Copy the items word for word, from the first line up to and including the line with "header-aprendizaje: Aprendizaje esperado".
═══ DATA FOR THE TASK
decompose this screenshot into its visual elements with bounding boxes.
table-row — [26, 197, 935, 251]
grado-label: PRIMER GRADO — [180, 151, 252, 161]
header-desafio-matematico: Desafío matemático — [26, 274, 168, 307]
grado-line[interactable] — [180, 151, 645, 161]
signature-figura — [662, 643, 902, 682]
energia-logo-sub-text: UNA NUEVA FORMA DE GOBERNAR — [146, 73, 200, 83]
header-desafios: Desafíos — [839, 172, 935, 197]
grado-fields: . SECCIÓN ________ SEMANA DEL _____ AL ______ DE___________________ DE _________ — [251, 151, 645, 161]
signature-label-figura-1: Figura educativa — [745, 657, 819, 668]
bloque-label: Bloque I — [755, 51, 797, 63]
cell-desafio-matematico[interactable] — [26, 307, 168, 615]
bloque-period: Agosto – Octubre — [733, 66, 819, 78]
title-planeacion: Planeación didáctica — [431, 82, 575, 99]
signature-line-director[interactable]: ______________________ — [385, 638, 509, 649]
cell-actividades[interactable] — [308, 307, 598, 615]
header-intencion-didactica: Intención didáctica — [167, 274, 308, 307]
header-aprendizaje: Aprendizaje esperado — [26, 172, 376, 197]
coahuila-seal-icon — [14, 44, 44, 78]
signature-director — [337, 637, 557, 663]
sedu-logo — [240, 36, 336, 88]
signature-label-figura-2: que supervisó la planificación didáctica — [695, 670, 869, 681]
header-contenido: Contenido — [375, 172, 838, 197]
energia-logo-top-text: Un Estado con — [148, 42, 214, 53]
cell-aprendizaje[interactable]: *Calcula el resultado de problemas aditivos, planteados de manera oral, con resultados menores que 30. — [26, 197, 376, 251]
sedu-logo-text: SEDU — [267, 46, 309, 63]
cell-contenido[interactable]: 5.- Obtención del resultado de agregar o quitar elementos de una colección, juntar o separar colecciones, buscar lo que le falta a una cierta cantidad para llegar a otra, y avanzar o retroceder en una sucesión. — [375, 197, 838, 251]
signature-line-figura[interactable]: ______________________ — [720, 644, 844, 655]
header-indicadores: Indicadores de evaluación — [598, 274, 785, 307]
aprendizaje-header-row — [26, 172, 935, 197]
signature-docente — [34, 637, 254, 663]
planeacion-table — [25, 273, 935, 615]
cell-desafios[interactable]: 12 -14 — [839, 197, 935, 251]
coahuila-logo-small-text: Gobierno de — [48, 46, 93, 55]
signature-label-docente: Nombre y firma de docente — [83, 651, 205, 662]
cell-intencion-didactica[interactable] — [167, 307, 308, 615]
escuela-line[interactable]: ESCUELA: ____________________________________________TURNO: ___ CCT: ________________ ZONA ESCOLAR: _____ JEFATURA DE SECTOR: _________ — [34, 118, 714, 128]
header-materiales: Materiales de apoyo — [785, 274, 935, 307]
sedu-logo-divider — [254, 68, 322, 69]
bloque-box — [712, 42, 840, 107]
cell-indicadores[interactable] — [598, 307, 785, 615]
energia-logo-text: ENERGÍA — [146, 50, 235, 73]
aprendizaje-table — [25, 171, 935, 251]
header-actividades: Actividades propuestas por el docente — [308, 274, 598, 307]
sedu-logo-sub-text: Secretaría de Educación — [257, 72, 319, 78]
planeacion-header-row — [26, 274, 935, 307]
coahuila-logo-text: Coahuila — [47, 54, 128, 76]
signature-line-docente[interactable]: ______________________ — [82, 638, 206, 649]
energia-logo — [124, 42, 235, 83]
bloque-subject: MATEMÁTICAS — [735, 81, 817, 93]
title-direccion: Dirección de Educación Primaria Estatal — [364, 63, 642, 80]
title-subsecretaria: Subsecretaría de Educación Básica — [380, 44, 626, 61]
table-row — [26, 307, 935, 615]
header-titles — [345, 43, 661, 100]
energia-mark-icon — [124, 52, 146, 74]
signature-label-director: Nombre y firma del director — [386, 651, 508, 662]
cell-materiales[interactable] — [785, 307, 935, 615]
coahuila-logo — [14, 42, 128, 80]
══════
#### [WRITTEN ANSWER]
decompose this screenshot into its visual elements with bounding boxes.
table-row — [26, 197, 935, 251]
grado-label: PRIMER GRADO — [180, 151, 252, 161]
header-desafio-matematico: Desafío matemático — [26, 274, 168, 307]
grado-line[interactable] — [180, 151, 645, 161]
signature-figura — [662, 643, 902, 682]
energia-logo-sub-text: UNA NUEVA FORMA DE GOBERNAR — [146, 73, 200, 83]
header-desafios: Desafíos — [839, 172, 935, 197]
grado-fields: . SECCIÓN ________ SEMANA DEL _____ AL ______ DE___________________ DE _________ — [251, 151, 645, 161]
signature-label-figura-1: Figura educativa — [745, 657, 819, 668]
bloque-label: Bloque I — [755, 51, 797, 63]
cell-desafio-matematico[interactable] — [26, 307, 168, 615]
bloque-period: Agosto – Octubre — [733, 66, 819, 78]
title-planeacion: Planeación didáctica — [431, 82, 575, 99]
signature-line-director[interactable]: ______________________ — [385, 638, 509, 649]
cell-actividades[interactable] — [308, 307, 598, 615]
header-intencion-didactica: Intención didáctica — [167, 274, 308, 307]
header-aprendizaje: Aprendizaje esperado — [26, 172, 376, 197]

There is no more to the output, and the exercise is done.